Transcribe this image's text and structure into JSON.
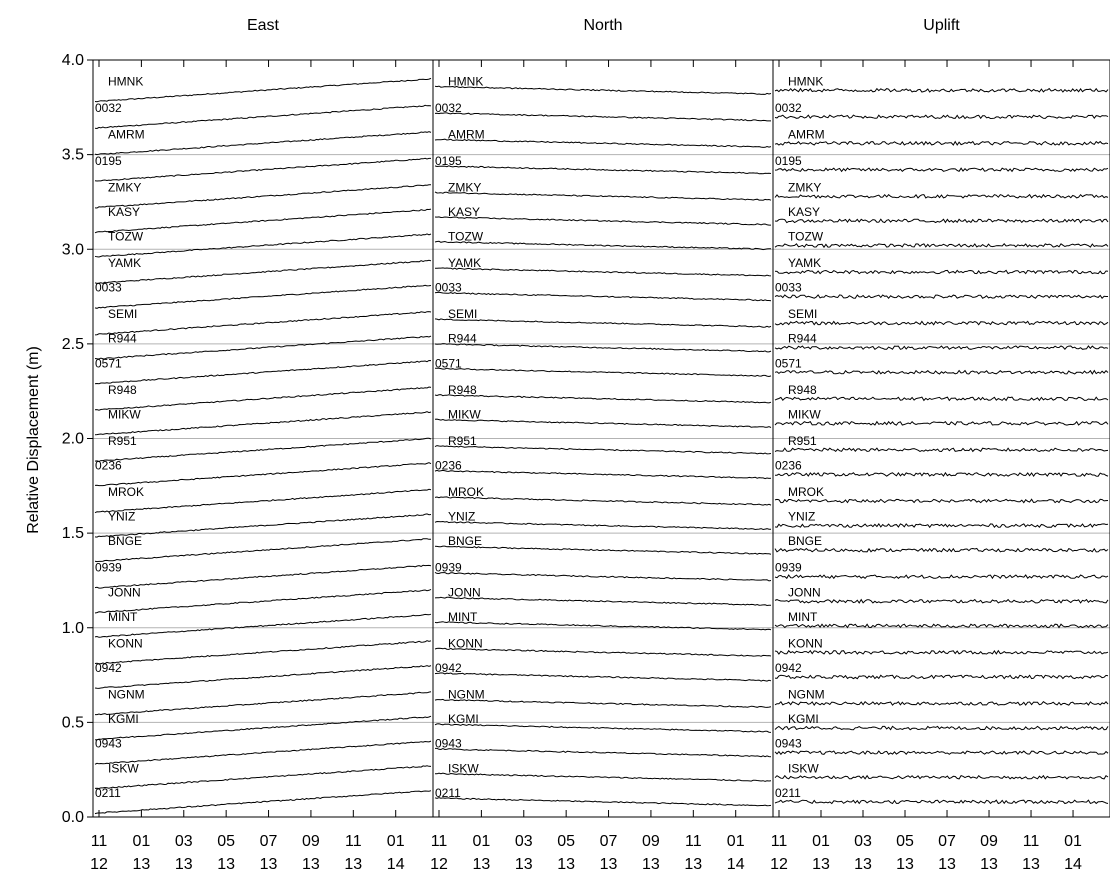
{
  "chart_data": {
    "type": "line",
    "ylabel": "Relative Displacement (m)",
    "ylim": [
      0.0,
      4.0
    ],
    "y_ticks": [
      "0.0",
      "0.5",
      "1.0",
      "1.5",
      "2.0",
      "2.5",
      "3.0",
      "3.5",
      "4.0"
    ],
    "x_ticks_month": [
      "11",
      "01",
      "03",
      "05",
      "07",
      "09",
      "11",
      "01"
    ],
    "x_ticks_year": [
      "12",
      "13",
      "13",
      "13",
      "13",
      "13",
      "13",
      "14"
    ],
    "grid": "horizontal lines at 0.5 m intervals",
    "panels": [
      {
        "title": "East"
      },
      {
        "title": "North"
      },
      {
        "title": "Uplift"
      }
    ],
    "stations": [
      {
        "name": "HMNK",
        "offset": 3.84
      },
      {
        "name": "0032",
        "offset": 3.7
      },
      {
        "name": "AMRM",
        "offset": 3.56
      },
      {
        "name": "0195",
        "offset": 3.42
      },
      {
        "name": "ZMKY",
        "offset": 3.28
      },
      {
        "name": "KASY",
        "offset": 3.15
      },
      {
        "name": "TOZW",
        "offset": 3.02
      },
      {
        "name": "YAMK",
        "offset": 2.88
      },
      {
        "name": "0033",
        "offset": 2.75
      },
      {
        "name": "SEMI",
        "offset": 2.61
      },
      {
        "name": "R944",
        "offset": 2.48
      },
      {
        "name": "0571",
        "offset": 2.35
      },
      {
        "name": "R948",
        "offset": 2.21
      },
      {
        "name": "MIKW",
        "offset": 2.08
      },
      {
        "name": "R951",
        "offset": 1.94
      },
      {
        "name": "0236",
        "offset": 1.81
      },
      {
        "name": "MROK",
        "offset": 1.67
      },
      {
        "name": "YNIZ",
        "offset": 1.54
      },
      {
        "name": "BNGE",
        "offset": 1.41
      },
      {
        "name": "0939",
        "offset": 1.27
      },
      {
        "name": "JONN",
        "offset": 1.14
      },
      {
        "name": "MINT",
        "offset": 1.01
      },
      {
        "name": "KONN",
        "offset": 0.87
      },
      {
        "name": "0942",
        "offset": 0.74
      },
      {
        "name": "NGNM",
        "offset": 0.6
      },
      {
        "name": "KGMI",
        "offset": 0.47
      },
      {
        "name": "0943",
        "offset": 0.34
      },
      {
        "name": "ISKW",
        "offset": 0.21
      },
      {
        "name": "0211",
        "offset": 0.08
      }
    ],
    "trend_m_over_span": {
      "East": 0.12,
      "North": -0.04,
      "Uplift": 0.0
    },
    "noise_m": {
      "East": 0.003,
      "North": 0.003,
      "Uplift": 0.009
    }
  }
}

---

Your goal.
Examine the records and pull out every line where the string "title" occurs.

The solution.
        "title": "East"
        "title": "North"
        "title": "Uplift"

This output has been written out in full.